__YOUR GOAL__: Find each line with "this" and copy it.

__THE INPUT__:

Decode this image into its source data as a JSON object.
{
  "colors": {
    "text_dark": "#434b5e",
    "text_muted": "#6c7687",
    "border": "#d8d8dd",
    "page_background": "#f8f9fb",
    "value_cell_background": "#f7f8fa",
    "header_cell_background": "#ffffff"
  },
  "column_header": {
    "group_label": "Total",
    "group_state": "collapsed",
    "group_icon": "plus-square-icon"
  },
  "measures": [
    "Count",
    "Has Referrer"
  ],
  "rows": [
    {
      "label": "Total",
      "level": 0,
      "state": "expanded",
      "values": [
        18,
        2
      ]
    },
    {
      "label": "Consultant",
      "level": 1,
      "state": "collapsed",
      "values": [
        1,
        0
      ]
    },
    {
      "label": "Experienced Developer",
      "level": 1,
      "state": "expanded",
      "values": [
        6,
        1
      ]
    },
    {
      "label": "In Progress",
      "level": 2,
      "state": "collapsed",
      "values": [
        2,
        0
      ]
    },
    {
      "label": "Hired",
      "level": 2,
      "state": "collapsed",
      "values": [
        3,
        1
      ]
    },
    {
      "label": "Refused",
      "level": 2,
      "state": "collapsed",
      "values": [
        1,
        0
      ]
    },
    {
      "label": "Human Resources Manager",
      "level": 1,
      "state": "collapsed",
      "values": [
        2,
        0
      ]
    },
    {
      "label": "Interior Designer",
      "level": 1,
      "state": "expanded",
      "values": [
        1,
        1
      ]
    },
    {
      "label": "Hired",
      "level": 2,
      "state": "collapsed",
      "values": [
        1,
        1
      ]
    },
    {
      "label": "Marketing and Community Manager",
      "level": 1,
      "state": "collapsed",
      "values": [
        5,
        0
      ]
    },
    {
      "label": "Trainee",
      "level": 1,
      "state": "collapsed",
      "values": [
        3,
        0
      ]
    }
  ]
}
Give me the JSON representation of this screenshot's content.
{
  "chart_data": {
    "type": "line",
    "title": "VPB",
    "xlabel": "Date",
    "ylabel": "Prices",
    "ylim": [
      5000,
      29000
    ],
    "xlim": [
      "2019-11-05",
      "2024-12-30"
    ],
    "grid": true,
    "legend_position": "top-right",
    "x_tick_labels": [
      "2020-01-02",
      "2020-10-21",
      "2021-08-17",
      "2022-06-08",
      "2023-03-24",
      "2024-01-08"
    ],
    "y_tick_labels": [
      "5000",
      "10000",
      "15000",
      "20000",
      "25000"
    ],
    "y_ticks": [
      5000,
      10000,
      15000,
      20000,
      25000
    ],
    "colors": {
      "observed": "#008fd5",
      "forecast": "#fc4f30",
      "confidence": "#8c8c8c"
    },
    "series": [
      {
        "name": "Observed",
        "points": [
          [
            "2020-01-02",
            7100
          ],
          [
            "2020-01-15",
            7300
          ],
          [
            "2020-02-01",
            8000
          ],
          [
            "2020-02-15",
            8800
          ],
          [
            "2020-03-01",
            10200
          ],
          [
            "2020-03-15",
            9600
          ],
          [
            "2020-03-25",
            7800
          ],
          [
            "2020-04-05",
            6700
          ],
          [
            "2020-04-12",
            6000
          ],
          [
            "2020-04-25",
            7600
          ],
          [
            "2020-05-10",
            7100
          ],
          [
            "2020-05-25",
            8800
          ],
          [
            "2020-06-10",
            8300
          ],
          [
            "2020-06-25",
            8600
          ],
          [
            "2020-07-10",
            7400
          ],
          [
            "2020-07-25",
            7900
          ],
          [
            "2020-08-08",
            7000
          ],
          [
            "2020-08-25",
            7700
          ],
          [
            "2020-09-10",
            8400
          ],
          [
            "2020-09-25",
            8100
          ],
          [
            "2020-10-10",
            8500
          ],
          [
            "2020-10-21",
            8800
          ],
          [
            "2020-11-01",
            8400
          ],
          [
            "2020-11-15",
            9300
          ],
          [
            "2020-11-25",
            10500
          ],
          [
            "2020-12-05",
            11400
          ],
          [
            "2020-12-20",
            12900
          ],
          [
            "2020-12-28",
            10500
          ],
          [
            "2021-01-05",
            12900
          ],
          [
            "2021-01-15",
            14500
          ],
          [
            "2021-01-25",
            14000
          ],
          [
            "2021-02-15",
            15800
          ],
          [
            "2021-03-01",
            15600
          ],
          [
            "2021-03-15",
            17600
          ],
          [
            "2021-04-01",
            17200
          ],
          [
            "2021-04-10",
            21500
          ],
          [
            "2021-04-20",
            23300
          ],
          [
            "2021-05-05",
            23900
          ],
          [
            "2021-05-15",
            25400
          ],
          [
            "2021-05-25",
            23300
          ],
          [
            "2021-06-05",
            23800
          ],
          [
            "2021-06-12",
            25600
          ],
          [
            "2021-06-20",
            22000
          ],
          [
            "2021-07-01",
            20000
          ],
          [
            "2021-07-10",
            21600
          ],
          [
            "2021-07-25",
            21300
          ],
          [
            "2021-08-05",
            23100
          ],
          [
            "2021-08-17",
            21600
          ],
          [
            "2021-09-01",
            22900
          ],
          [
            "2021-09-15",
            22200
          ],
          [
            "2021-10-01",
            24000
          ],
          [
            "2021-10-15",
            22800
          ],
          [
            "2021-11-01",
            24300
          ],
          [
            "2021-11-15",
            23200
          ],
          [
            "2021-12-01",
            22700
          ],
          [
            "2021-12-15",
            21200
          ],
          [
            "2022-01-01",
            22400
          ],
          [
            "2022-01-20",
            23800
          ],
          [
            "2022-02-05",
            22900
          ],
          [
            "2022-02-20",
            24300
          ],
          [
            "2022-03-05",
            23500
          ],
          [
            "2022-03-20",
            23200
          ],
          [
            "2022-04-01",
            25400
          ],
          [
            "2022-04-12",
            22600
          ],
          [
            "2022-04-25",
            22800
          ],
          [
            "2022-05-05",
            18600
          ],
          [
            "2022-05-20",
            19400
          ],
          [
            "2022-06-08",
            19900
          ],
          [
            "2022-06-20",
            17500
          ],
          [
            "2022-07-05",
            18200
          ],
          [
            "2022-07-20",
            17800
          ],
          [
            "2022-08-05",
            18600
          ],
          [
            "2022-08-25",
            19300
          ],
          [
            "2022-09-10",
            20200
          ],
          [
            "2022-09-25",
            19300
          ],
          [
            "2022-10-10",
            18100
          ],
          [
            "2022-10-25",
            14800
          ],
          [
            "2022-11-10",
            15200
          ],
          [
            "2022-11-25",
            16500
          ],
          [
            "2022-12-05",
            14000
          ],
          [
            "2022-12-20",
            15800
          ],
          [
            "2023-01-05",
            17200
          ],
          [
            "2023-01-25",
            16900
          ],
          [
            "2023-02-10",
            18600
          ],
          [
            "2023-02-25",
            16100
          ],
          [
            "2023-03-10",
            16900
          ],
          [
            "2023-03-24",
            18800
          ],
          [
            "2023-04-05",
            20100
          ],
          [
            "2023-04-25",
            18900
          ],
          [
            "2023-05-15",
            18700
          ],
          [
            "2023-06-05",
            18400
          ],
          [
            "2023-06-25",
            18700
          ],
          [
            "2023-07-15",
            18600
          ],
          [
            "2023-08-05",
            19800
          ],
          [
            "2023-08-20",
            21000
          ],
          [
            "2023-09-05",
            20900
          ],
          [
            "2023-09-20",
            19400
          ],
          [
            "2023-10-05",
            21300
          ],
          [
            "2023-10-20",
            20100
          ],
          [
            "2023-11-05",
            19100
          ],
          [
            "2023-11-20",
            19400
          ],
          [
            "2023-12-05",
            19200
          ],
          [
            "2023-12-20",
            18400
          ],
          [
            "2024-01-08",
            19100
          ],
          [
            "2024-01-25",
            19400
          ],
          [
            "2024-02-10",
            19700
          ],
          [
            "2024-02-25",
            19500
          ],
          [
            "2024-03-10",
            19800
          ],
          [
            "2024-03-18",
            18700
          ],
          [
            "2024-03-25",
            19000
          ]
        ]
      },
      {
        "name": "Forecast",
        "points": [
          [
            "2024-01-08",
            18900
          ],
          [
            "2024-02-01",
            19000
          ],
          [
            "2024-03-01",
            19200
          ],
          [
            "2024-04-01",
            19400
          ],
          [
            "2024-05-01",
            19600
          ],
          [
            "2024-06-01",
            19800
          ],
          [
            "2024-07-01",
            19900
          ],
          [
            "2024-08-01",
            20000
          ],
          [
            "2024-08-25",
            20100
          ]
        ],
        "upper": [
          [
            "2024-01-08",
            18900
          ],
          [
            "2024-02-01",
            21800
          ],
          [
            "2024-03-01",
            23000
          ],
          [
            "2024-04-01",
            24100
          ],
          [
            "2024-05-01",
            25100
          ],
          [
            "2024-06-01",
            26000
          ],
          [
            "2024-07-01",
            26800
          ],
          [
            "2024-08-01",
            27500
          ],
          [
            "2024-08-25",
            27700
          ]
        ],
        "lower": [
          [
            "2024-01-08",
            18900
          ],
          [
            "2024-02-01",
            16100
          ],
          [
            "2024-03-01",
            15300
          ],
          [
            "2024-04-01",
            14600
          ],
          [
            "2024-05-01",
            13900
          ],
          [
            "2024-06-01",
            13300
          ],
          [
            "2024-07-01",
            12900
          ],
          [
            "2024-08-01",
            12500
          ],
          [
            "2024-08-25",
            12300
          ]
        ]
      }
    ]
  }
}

__WRITTEN RESPONSE__:
Decode this image into its source data as a JSON object.
Give me the JSON representation of this screenshot's content.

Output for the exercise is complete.